▶ Problem description:
Below are the records; pull every line that includes "icon".
>> Begin Material
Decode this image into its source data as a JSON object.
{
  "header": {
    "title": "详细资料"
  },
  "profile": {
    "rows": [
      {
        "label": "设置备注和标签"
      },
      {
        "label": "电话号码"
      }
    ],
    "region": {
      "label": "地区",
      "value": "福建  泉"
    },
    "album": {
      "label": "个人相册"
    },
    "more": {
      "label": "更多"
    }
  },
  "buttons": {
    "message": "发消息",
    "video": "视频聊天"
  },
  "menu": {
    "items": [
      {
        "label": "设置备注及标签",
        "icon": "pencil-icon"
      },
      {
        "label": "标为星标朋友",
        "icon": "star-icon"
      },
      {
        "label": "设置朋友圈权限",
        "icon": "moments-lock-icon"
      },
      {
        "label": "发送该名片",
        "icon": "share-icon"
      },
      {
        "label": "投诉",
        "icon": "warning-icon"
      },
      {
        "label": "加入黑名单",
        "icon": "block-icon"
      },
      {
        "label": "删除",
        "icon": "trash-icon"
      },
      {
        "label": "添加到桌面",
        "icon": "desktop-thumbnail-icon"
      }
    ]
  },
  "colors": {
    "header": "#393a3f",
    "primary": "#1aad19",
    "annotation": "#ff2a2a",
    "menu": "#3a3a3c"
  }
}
>> End Material
▶ Right answer:
        "icon": "pencil-icon"
        "icon": "star-icon"
        "icon": "moments-lock-icon"
        "icon": "share-icon"
        "icon": "warning-icon"
        "icon": "block-icon"
        "icon": "trash-icon"
        "icon": "desktop-thumbnail-icon"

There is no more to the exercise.